Stated goal: Lines that include the word "exports" are the ones to copy.

***

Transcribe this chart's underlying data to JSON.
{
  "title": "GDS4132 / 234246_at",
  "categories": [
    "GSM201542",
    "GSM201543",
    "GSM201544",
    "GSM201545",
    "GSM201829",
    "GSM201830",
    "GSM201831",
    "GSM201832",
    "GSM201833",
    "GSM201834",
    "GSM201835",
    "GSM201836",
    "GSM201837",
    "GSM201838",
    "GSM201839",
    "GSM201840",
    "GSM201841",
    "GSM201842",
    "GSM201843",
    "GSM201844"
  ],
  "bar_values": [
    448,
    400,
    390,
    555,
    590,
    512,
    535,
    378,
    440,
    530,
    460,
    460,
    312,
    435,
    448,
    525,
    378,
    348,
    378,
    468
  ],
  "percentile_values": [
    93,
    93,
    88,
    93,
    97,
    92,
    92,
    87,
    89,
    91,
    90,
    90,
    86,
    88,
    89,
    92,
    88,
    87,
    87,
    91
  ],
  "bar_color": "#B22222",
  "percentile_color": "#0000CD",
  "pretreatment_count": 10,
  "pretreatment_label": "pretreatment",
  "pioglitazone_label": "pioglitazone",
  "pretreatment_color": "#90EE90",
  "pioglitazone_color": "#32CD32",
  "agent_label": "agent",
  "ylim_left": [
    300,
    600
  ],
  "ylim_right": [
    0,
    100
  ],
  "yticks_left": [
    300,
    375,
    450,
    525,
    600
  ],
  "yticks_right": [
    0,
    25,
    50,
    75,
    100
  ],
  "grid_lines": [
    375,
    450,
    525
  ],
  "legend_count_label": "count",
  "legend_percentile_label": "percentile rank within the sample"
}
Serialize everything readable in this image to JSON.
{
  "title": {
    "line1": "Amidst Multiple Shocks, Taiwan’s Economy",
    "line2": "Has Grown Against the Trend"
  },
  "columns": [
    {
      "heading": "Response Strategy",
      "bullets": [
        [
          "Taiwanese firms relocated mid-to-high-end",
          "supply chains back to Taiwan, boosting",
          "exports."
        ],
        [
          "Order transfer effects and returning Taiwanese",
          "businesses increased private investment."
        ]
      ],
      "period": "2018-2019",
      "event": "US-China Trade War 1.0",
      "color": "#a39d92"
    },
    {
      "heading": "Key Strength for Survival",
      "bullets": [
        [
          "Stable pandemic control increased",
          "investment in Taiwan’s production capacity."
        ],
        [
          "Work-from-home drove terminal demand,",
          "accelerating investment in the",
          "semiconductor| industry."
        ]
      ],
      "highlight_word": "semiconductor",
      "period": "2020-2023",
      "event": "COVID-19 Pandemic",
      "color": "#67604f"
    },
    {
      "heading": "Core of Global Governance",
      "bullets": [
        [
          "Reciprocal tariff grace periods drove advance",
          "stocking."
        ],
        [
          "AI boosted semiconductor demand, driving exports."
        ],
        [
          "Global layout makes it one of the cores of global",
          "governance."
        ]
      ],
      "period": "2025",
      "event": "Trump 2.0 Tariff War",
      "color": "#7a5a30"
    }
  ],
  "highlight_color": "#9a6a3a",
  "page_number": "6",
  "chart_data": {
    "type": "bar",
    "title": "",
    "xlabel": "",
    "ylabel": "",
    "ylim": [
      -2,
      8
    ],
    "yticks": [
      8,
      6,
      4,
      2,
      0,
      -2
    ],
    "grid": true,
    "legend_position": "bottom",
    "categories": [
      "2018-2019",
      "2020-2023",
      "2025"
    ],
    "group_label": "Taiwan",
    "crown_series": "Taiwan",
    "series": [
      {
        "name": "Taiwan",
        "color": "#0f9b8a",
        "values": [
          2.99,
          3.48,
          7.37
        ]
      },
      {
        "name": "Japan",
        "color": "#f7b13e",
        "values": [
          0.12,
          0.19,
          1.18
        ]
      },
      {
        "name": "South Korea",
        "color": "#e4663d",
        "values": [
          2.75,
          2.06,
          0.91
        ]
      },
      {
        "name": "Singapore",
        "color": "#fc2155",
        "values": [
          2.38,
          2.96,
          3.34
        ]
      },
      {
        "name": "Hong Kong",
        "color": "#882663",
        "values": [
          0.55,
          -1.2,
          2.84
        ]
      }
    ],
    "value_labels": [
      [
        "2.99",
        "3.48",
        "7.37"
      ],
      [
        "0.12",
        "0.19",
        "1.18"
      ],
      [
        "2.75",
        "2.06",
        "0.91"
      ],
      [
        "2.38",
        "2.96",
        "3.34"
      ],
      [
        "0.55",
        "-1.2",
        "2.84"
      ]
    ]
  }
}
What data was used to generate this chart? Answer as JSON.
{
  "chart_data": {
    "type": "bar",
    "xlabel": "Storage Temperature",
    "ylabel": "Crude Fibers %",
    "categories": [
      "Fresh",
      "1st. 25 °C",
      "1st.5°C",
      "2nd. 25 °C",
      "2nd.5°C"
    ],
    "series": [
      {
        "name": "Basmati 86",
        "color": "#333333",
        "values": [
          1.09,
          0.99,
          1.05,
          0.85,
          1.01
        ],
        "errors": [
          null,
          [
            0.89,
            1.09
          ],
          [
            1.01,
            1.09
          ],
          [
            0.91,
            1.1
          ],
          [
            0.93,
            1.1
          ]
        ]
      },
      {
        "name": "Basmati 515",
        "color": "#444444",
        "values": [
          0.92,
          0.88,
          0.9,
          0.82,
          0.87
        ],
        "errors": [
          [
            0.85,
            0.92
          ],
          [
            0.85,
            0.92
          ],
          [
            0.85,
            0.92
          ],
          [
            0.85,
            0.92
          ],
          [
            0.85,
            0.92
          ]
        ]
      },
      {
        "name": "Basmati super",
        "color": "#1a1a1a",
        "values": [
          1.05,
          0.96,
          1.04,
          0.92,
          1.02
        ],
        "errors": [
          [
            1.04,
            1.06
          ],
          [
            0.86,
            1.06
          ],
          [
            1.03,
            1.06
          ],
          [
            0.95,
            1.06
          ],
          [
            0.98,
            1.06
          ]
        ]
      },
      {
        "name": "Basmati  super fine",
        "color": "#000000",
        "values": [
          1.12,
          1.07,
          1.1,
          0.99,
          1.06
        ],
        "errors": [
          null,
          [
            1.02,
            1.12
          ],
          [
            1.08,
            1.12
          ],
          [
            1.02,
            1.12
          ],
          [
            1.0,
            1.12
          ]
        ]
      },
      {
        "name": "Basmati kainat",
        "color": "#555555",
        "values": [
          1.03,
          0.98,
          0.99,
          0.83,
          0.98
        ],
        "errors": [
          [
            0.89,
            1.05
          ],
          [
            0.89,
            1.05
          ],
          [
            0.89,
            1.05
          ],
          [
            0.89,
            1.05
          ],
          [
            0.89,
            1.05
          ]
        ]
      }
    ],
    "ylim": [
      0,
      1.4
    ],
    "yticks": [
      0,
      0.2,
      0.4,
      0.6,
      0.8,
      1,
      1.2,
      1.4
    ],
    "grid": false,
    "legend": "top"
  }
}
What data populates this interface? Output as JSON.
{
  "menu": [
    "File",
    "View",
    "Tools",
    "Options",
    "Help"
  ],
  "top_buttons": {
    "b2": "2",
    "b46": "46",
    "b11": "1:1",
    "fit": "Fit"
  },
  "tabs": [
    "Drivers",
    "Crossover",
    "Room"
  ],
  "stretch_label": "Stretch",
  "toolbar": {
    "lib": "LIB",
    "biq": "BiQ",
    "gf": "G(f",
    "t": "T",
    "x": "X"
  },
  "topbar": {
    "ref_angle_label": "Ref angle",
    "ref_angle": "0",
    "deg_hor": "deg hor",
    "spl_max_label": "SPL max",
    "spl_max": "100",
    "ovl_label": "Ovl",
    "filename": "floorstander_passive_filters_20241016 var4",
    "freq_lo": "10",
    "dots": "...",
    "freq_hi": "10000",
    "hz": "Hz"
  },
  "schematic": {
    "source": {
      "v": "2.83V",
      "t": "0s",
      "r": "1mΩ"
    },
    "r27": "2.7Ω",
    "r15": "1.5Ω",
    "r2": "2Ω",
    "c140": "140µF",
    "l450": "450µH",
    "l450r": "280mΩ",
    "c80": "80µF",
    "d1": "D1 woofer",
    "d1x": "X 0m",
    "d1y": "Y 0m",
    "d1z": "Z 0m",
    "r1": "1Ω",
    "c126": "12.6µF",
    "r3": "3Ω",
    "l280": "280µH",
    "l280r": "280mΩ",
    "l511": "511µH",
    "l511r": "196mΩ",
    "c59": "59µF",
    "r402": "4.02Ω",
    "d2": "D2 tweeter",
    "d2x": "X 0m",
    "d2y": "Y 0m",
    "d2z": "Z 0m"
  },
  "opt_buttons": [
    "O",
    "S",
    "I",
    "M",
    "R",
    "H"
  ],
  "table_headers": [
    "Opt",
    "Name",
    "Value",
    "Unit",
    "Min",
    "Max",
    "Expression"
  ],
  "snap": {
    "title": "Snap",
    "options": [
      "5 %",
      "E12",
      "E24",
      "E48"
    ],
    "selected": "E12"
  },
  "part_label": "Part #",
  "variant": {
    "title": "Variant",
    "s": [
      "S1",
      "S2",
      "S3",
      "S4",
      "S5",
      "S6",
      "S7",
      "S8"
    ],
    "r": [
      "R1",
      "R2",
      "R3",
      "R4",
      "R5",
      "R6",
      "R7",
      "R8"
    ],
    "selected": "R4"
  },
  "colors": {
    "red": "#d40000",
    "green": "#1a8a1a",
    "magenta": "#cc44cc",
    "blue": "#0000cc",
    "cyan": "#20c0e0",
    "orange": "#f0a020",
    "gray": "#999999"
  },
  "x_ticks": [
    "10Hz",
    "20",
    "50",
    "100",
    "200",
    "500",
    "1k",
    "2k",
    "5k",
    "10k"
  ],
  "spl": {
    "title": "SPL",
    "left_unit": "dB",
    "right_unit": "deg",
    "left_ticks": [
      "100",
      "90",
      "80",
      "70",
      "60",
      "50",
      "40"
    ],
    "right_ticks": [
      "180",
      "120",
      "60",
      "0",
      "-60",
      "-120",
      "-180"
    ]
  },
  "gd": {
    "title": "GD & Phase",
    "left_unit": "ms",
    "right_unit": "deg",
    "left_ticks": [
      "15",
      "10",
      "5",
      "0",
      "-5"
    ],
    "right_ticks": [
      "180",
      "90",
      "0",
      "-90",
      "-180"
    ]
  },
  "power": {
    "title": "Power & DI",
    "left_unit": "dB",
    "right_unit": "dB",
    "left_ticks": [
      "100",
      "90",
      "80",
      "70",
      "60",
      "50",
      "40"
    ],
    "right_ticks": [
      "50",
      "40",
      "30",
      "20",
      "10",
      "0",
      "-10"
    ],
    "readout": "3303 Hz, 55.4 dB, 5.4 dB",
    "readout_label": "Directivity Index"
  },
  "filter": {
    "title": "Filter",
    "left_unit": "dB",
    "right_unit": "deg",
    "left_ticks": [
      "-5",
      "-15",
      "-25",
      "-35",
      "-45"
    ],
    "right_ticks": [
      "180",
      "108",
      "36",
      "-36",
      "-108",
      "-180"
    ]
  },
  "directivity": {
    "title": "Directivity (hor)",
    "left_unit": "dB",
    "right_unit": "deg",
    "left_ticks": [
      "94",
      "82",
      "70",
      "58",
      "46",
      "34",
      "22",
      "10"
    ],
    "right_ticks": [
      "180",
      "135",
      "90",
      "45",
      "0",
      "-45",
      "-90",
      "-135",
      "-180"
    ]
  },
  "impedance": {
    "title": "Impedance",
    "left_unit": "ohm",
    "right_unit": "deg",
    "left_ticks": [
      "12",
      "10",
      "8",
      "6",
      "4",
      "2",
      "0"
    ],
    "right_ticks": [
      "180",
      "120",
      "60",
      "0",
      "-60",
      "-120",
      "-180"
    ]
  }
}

***

Reply:
          "exports."
          "AI boosted semiconductor demand, driving exports."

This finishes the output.